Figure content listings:
==========

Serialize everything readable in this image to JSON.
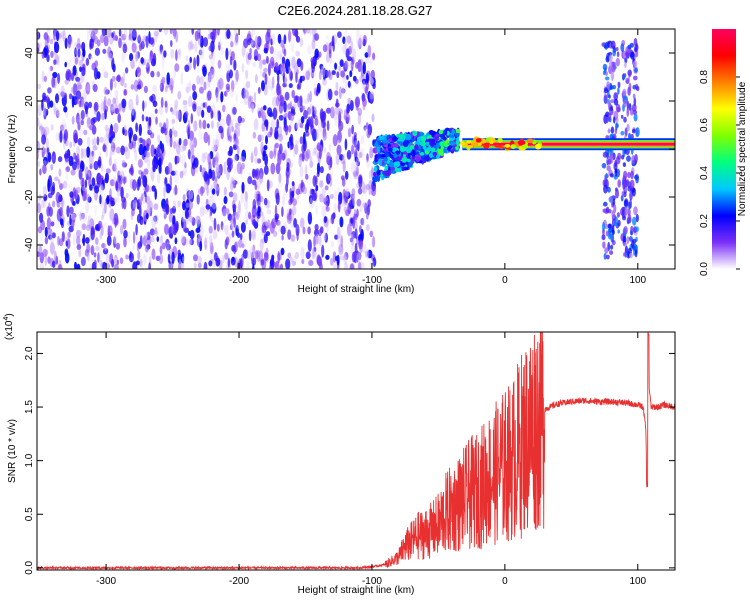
{
  "title": "C2E6.2024.281.18.28.G27",
  "chart_data": [
    {
      "type": "heatmap",
      "xlabel": "Height of straight line (km)",
      "ylabel": "Frequency (Hz)",
      "xlim": [
        -352,
        128
      ],
      "ylim": [
        -50,
        50
      ],
      "xticks": [
        -300,
        -200,
        -100,
        0,
        100
      ],
      "yticks": [
        -40,
        -20,
        0,
        20,
        40
      ],
      "colorbar": {
        "label": "Normalized spectral amplitude",
        "range": [
          0,
          1
        ],
        "ticks": [
          0.0,
          0.2,
          0.4,
          0.6,
          0.8
        ],
        "colormap": [
          "#ffffff",
          "#7b2ff7",
          "#0000ff",
          "#00c8ff",
          "#00ff80",
          "#80ff00",
          "#ffff00",
          "#ff8000",
          "#ff0000",
          "#ff0060"
        ]
      },
      "regions": [
        {
          "x_range": [
            -352,
            -98
          ],
          "freq_range": [
            -50,
            50
          ],
          "amplitude_range": [
            0.0,
            0.25
          ],
          "description": "noise"
        },
        {
          "x_range": [
            -98,
            -35
          ],
          "freq_center_from": -4,
          "freq_center_to": 4,
          "amplitude_range": [
            0.1,
            0.55
          ]
        },
        {
          "x_range": [
            -35,
            128
          ],
          "freq_center": 2,
          "amplitude_range": [
            0.6,
            1.0
          ]
        },
        {
          "x_range": [
            75,
            105
          ],
          "freq_range": [
            -45,
            45
          ],
          "amplitude_range": [
            0.05,
            0.3
          ]
        }
      ]
    },
    {
      "type": "line",
      "xlabel": "Height of straight line (km)",
      "ylabel": "SNR (10 * v/v)",
      "scale_label": "(x10",
      "scale_exp": "4",
      "scale_close": ")",
      "xlim": [
        -352,
        128
      ],
      "ylim": [
        -0.02,
        2.2
      ],
      "xticks": [
        -300,
        -200,
        -100,
        0,
        100
      ],
      "yticks": [
        0.0,
        0.5,
        1.0,
        1.5,
        2.0
      ],
      "color": "#e83030",
      "series": [
        {
          "x": [
            -352,
            -300,
            -250,
            -200,
            -150,
            -110,
            -100,
            -90,
            -80,
            -75,
            -70,
            -65,
            -60,
            -55,
            -50,
            -45,
            -40,
            -35,
            -30,
            -25,
            -20,
            -15,
            -10,
            -5,
            0,
            5,
            10,
            15,
            20,
            25,
            30,
            40,
            50,
            60,
            70,
            80,
            90,
            100,
            104,
            106,
            107,
            108,
            110,
            115,
            120,
            128
          ],
          "y": [
            0.0,
            0.0,
            0.0,
            0.0,
            0.0,
            0.0,
            0.01,
            0.03,
            0.1,
            0.2,
            0.25,
            0.3,
            0.32,
            0.35,
            0.4,
            0.5,
            0.55,
            0.6,
            0.65,
            0.7,
            0.72,
            0.8,
            0.85,
            0.9,
            0.95,
            1.0,
            1.1,
            1.2,
            1.3,
            1.4,
            1.48,
            1.53,
            1.55,
            1.56,
            1.55,
            1.55,
            1.54,
            1.52,
            1.5,
            1.3,
            0.78,
            1.75,
            1.5,
            1.5,
            1.52,
            1.5
          ]
        }
      ]
    }
  ]
}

==========

WORK TO BE COMPLETED
Repeat the records above exactly, leaving out any pictures they contain.

THE COMPLETED TASK
Serialize everything readable in this image to JSON.
{
  "title": "C2E6.2024.281.18.28.G27",
  "chart_data": [
    {
      "type": "heatmap",
      "xlabel": "Height of straight line (km)",
      "ylabel": "Frequency (Hz)",
      "xlim": [
        -352,
        128
      ],
      "ylim": [
        -50,
        50
      ],
      "xticks": [
        -300,
        -200,
        -100,
        0,
        100
      ],
      "yticks": [
        -40,
        -20,
        0,
        20,
        40
      ],
      "colorbar": {
        "label": "Normalized spectral amplitude",
        "range": [
          0,
          1
        ],
        "ticks": [
          0.0,
          0.2,
          0.4,
          0.6,
          0.8
        ],
        "colormap": [
          "#ffffff",
          "#7b2ff7",
          "#0000ff",
          "#00c8ff",
          "#00ff80",
          "#80ff00",
          "#ffff00",
          "#ff8000",
          "#ff0000",
          "#ff0060"
        ]
      },
      "regions": [
        {
          "x_range": [
            -352,
            -98
          ],
          "freq_range": [
            -50,
            50
          ],
          "amplitude_range": [
            0.0,
            0.25
          ],
          "description": "noise"
        },
        {
          "x_range": [
            -98,
            -35
          ],
          "freq_center_from": -4,
          "freq_center_to": 4,
          "amplitude_range": [
            0.1,
            0.55
          ]
        },
        {
          "x_range": [
            -35,
            128
          ],
          "freq_center": 2,
          "amplitude_range": [
            0.6,
            1.0
          ]
        },
        {
          "x_range": [
            75,
            105
          ],
          "freq_range": [
            -45,
            45
          ],
          "amplitude_range": [
            0.05,
            0.3
          ]
        }
      ]
    },
    {
      "type": "line",
      "xlabel": "Height of straight line (km)",
      "ylabel": "SNR (10 * v/v)",
      "scale_label": "(x10",
      "scale_exp": "4",
      "scale_close": ")",
      "xlim": [
        -352,
        128
      ],
      "ylim": [
        -0.02,
        2.2
      ],
      "xticks": [
        -300,
        -200,
        -100,
        0,
        100
      ],
      "yticks": [
        0.0,
        0.5,
        1.0,
        1.5,
        2.0
      ],
      "color": "#e83030",
      "series": [
        {
          "x": [
            -352,
            -300,
            -250,
            -200,
            -150,
            -110,
            -100,
            -90,
            -80,
            -75,
            -70,
            -65,
            -60,
            -55,
            -50,
            -45,
            -40,
            -35,
            -30,
            -25,
            -20,
            -15,
            -10,
            -5,
            0,
            5,
            10,
            15,
            20,
            25,
            30,
            40,
            50,
            60,
            70,
            80,
            90,
            100,
            104,
            106,
            107,
            108,
            110,
            115,
            120,
            128
          ],
          "y": [
            0.0,
            0.0,
            0.0,
            0.0,
            0.0,
            0.0,
            0.01,
            0.03,
            0.1,
            0.2,
            0.25,
            0.3,
            0.32,
            0.35,
            0.4,
            0.5,
            0.55,
            0.6,
            0.65,
            0.7,
            0.72,
            0.8,
            0.85,
            0.9,
            0.95,
            1.0,
            1.1,
            1.2,
            1.3,
            1.4,
            1.48,
            1.53,
            1.55,
            1.56,
            1.55,
            1.55,
            1.54,
            1.52,
            1.5,
            1.3,
            0.78,
            1.75,
            1.5,
            1.5,
            1.52,
            1.5
          ]
        }
      ]
    }
  ]
}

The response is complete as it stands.